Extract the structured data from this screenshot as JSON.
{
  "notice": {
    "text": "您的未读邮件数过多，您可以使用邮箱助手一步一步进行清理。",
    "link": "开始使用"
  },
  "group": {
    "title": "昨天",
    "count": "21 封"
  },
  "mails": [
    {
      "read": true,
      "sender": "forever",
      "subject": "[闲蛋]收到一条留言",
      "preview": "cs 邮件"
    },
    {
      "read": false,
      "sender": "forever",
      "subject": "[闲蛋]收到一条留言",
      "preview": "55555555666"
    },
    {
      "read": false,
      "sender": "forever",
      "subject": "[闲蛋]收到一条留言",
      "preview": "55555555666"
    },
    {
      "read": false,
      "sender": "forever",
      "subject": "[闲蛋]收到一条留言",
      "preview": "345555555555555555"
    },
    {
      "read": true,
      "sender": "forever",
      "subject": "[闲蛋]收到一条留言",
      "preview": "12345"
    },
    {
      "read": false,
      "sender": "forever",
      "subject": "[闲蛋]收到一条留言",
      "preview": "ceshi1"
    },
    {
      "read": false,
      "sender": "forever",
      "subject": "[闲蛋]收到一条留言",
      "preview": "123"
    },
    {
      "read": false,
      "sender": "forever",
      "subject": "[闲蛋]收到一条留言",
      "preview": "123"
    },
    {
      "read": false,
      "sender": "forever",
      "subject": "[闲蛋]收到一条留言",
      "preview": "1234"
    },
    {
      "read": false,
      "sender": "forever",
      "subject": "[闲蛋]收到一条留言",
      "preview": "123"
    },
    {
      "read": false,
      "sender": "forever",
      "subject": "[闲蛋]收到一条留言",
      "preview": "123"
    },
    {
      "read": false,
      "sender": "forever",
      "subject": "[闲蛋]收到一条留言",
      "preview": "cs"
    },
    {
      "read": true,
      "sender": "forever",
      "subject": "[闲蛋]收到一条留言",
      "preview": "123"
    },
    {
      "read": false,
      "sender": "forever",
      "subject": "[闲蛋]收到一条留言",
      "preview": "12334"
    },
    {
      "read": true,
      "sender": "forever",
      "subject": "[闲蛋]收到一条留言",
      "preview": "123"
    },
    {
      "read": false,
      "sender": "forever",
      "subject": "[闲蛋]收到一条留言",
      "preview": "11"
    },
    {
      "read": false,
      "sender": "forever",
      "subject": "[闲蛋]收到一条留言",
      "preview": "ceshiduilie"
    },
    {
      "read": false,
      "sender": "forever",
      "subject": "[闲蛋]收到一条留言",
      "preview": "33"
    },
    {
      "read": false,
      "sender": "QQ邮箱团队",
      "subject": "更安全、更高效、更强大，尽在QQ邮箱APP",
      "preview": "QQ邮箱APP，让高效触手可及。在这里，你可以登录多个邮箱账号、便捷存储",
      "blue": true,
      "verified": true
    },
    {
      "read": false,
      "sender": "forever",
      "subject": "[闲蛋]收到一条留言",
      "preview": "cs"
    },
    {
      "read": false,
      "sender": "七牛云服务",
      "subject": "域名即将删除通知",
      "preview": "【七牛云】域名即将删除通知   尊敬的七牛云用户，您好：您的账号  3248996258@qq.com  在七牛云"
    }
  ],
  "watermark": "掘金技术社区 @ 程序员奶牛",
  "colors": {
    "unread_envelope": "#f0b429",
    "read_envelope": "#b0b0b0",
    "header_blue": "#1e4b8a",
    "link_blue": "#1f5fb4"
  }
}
----------
Work required | All the data must be duplicated exactly, with nothing added or removed.

Written solution |
Extract the structured data from this screenshot as JSON.
{
  "notice": {
    "text": "您的未读邮件数过多，您可以使用邮箱助手一步一步进行清理。",
    "link": "开始使用"
  },
  "group": {
    "title": "昨天",
    "count": "21 封"
  },
  "mails": [
    {
      "read": true,
      "sender": "forever",
      "subject": "[闲蛋]收到一条留言",
      "preview": "cs 邮件"
    },
    {
      "read": false,
      "sender": "forever",
      "subject": "[闲蛋]收到一条留言",
      "preview": "55555555666"
    },
    {
      "read": false,
      "sender": "forever",
      "subject": "[闲蛋]收到一条留言",
      "preview": "55555555666"
    },
    {
      "read": false,
      "sender": "forever",
      "subject": "[闲蛋]收到一条留言",
      "preview": "345555555555555555"
    },
    {
      "read": true,
      "sender": "forever",
      "subject": "[闲蛋]收到一条留言",
      "preview": "12345"
    },
    {
      "read": false,
      "sender": "forever",
      "subject": "[闲蛋]收到一条留言",
      "preview": "ceshi1"
    },
    {
      "read": false,
      "sender": "forever",
      "subject": "[闲蛋]收到一条留言",
      "preview": "123"
    },
    {
      "read": false,
      "sender": "forever",
      "subject": "[闲蛋]收到一条留言",
      "preview": "123"
    },
    {
      "read": false,
      "sender": "forever",
      "subject": "[闲蛋]收到一条留言",
      "preview": "1234"
    },
    {
      "read": false,
      "sender": "forever",
      "subject": "[闲蛋]收到一条留言",
      "preview": "123"
    },
    {
      "read": false,
      "sender": "forever",
      "subject": "[闲蛋]收到一条留言",
      "preview": "123"
    },
    {
      "read": false,
      "sender": "forever",
      "subject": "[闲蛋]收到一条留言",
      "preview": "cs"
    },
    {
      "read": true,
      "sender": "forever",
      "subject": "[闲蛋]收到一条留言",
      "preview": "123"
    },
    {
      "read": false,
      "sender": "forever",
      "subject": "[闲蛋]收到一条留言",
      "preview": "12334"
    },
    {
      "read": true,
      "sender": "forever",
      "subject": "[闲蛋]收到一条留言",
      "preview": "123"
    },
    {
      "read": false,
      "sender": "forever",
      "subject": "[闲蛋]收到一条留言",
      "preview": "11"
    },
    {
      "read": false,
      "sender": "forever",
      "subject": "[闲蛋]收到一条留言",
      "preview": "ceshiduilie"
    },
    {
      "read": false,
      "sender": "forever",
      "subject": "[闲蛋]收到一条留言",
      "preview": "33"
    },
    {
      "read": false,
      "sender": "QQ邮箱团队",
      "subject": "更安全、更高效、更强大，尽在QQ邮箱APP",
      "preview": "QQ邮箱APP，让高效触手可及。在这里，你可以登录多个邮箱账号、便捷存储",
      "blue": true,
      "verified": true
    },
    {
      "read": false,
      "sender": "forever",
      "subject": "[闲蛋]收到一条留言",
      "preview": "cs"
    },
    {
      "read": false,
      "sender": "七牛云服务",
      "subject": "域名即将删除通知",
      "preview": "【七牛云】域名即将删除通知   尊敬的七牛云用户，您好：您的账号  3248996258@qq.com  在七牛云"
    }
  ],
  "watermark": "掘金技术社区 @ 程序员奶牛",
  "colors": {
    "unread_envelope": "#f0b429",
    "read_envelope": "#b0b0b0",
    "header_blue": "#1e4b8a",
    "link_blue": "#1f5fb4"
  }
}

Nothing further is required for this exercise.